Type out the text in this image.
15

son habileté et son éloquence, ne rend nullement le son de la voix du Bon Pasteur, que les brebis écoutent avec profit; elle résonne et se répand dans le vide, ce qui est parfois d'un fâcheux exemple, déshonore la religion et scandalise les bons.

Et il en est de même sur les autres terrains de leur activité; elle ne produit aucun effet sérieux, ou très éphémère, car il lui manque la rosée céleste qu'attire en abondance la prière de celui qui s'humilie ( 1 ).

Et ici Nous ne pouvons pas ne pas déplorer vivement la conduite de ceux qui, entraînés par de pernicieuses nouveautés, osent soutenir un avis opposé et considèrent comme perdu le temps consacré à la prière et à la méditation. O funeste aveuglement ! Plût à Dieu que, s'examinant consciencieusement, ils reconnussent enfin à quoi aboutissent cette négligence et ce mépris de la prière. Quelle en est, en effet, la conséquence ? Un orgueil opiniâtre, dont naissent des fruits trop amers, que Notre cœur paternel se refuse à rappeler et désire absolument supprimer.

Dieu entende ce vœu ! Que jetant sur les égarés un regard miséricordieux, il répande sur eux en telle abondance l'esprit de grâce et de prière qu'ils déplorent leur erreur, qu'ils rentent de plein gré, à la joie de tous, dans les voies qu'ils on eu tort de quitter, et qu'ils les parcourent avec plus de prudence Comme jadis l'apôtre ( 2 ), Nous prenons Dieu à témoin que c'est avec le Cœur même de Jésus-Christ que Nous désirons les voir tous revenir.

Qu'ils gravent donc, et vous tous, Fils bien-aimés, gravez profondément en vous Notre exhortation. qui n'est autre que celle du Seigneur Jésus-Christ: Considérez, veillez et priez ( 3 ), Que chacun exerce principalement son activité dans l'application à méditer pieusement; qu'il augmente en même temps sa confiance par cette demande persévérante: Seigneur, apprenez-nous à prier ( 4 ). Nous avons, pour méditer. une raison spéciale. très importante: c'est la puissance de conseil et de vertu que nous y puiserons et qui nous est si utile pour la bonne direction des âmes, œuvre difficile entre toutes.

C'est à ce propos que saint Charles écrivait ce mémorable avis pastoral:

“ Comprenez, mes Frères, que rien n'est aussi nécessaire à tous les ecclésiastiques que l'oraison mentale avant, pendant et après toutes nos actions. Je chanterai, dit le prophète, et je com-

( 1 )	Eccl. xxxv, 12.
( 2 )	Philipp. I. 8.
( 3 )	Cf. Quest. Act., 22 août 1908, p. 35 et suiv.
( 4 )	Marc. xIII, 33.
====
TASK STATEMENT
Search the data above for the string "Notre" and return every line that has it.

OUTPUT FOR THIS EXERCISE
Et ici Nous ne pouvons pas ne pas déplorer vivement la conduite de ceux qui, entraînés par de pernicieuses nouveautés, osent soutenir un avis opposé et considèrent comme perdu le temps consacré à la prière et à la méditation. O funeste aveuglement ! Plût à Dieu que, s'examinant consciencieusement, ils reconnussent enfin à quoi aboutissent cette négligence et ce mépris de la prière. Quelle en est, en effet, la conséquence ? Un orgueil opiniâtre, dont naissent des fruits trop amers, que Notre cœur paternel se refuse à rappeler et désire absolument supprimer.
Qu'ils gravent donc, et vous tous, Fils bien-aimés, gravez profondément en vous Notre exhortation. qui n'est autre que celle du Seigneur Jésus-Christ: Considérez, veillez et priez ( 3 ), Que chacun exerce principalement son activité dans l'application à méditer pieusement; qu'il augmente en même temps sa confiance par cette demande persévérante: Seigneur, apprenez-nous à prier ( 4 ). Nous avons, pour méditer. une raison spéciale. très importante: c'est la puissance de conseil et de vertu que nous y puiserons et qui nous est si utile pour la bonne direction des âmes, œuvre difficile entre toutes.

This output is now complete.